Spatial layout data:
******************************
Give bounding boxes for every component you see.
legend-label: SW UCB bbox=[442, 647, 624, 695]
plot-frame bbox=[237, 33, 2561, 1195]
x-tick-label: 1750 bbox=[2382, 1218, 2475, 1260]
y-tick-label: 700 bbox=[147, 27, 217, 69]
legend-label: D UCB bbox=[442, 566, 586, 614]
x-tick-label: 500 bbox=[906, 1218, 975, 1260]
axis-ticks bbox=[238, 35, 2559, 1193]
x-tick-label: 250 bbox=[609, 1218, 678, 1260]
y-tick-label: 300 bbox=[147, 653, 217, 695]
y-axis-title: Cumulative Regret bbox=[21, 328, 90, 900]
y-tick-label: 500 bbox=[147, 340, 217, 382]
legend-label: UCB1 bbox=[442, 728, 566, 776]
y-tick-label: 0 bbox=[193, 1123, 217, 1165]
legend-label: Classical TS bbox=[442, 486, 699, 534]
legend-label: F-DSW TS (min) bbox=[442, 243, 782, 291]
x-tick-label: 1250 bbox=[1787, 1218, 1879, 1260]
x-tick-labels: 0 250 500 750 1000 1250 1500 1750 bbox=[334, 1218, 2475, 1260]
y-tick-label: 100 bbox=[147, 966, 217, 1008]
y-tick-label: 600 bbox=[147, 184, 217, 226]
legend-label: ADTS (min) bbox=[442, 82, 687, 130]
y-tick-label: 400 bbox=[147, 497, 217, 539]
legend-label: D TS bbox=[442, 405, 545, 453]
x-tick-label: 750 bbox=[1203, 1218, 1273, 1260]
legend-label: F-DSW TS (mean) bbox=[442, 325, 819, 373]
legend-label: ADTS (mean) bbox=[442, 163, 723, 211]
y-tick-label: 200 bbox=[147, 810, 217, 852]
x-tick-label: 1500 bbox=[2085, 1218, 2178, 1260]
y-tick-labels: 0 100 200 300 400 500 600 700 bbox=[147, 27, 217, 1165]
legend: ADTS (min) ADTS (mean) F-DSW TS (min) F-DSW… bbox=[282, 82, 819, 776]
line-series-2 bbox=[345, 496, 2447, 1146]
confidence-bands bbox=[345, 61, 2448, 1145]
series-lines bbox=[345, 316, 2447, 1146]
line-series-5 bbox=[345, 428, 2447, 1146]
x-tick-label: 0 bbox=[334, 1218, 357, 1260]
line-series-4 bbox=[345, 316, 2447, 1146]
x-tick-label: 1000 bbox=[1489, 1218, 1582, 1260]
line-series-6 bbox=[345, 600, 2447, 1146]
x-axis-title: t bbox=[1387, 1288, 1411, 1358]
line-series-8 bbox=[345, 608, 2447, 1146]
******************************
TASK PROMPT:
Rewrite the records above as a JSON array of strings, with one string for each line and no entries for blank lines.

ANSWER FOR THE TASK:
[
  "Give bounding boxes for every component you see.",
  "legend-label: SW UCB bbox=[442, 647, 624, 695]",
  "plot-frame bbox=[237, 33, 2561, 1195]",
  "x-tick-label: 1750 bbox=[2382, 1218, 2475, 1260]",
  "y-tick-label: 700 bbox=[147, 27, 217, 69]",
  "legend-label: D UCB bbox=[442, 566, 586, 614]",
  "x-tick-label: 500 bbox=[906, 1218, 975, 1260]",
  "axis-ticks bbox=[238, 35, 2559, 1193]",
  "x-tick-label: 250 bbox=[609, 1218, 678, 1260]",
  "y-tick-label: 300 bbox=[147, 653, 217, 695]",
  "y-axis-title: Cumulative Regret bbox=[21, 328, 90, 900]",
  "y-tick-label: 500 bbox=[147, 340, 217, 382]",
  "legend-label: UCB1 bbox=[442, 728, 566, 776]",
  "y-tick-label: 0 bbox=[193, 1123, 217, 1165]",
  "legend-label: Classical TS bbox=[442, 486, 699, 534]",
  "legend-label: F-DSW TS (min) bbox=[442, 243, 782, 291]",
  "x-tick-label: 1250 bbox=[1787, 1218, 1879, 1260]",
  "x-tick-labels: 0 250 500 750 1000 1250 1500 1750 bbox=[334, 1218, 2475, 1260]",
  "y-tick-label: 100 bbox=[147, 966, 217, 1008]",
  "y-tick-label: 600 bbox=[147, 184, 217, 226]",
  "legend-label: ADTS (min) bbox=[442, 82, 687, 130]",
  "y-tick-label: 400 bbox=[147, 497, 217, 539]",
  "legend-label: D TS bbox=[442, 405, 545, 453]",
  "x-tick-label: 750 bbox=[1203, 1218, 1273, 1260]",
  "legend-label: F-DSW TS (mean) bbox=[442, 325, 819, 373]",
  "legend-label: ADTS (mean) bbox=[442, 163, 723, 211]",
  "y-tick-label: 200 bbox=[147, 810, 217, 852]",
  "x-tick-label: 1500 bbox=[2085, 1218, 2178, 1260]",
  "y-tick-labels: 0 100 200 300 400 500 600 700 bbox=[147, 27, 217, 1165]",
  "legend: ADTS (min) ADTS (mean) F-DSW TS (min) F-DSW… bbox=[282, 82, 819, 776]",
  "line-series-2 bbox=[345, 496, 2447, 1146]",
  "confidence-bands bbox=[345, 61, 2448, 1145]",
  "series-lines bbox=[345, 316, 2447, 1146]",
  "line-series-5 bbox=[345, 428, 2447, 1146]",
  "x-tick-label: 0 bbox=[334, 1218, 357, 1260]",
  "line-series-4 bbox=[345, 316, 2447, 1146]",
  "x-tick-label: 1000 bbox=[1489, 1218, 1582, 1260]",
  "line-series-6 bbox=[345, 600, 2447, 1146]",
  "x-axis-title: t bbox=[1387, 1288, 1411, 1358]",
  "line-series-8 bbox=[345, 608, 2447, 1146]"
]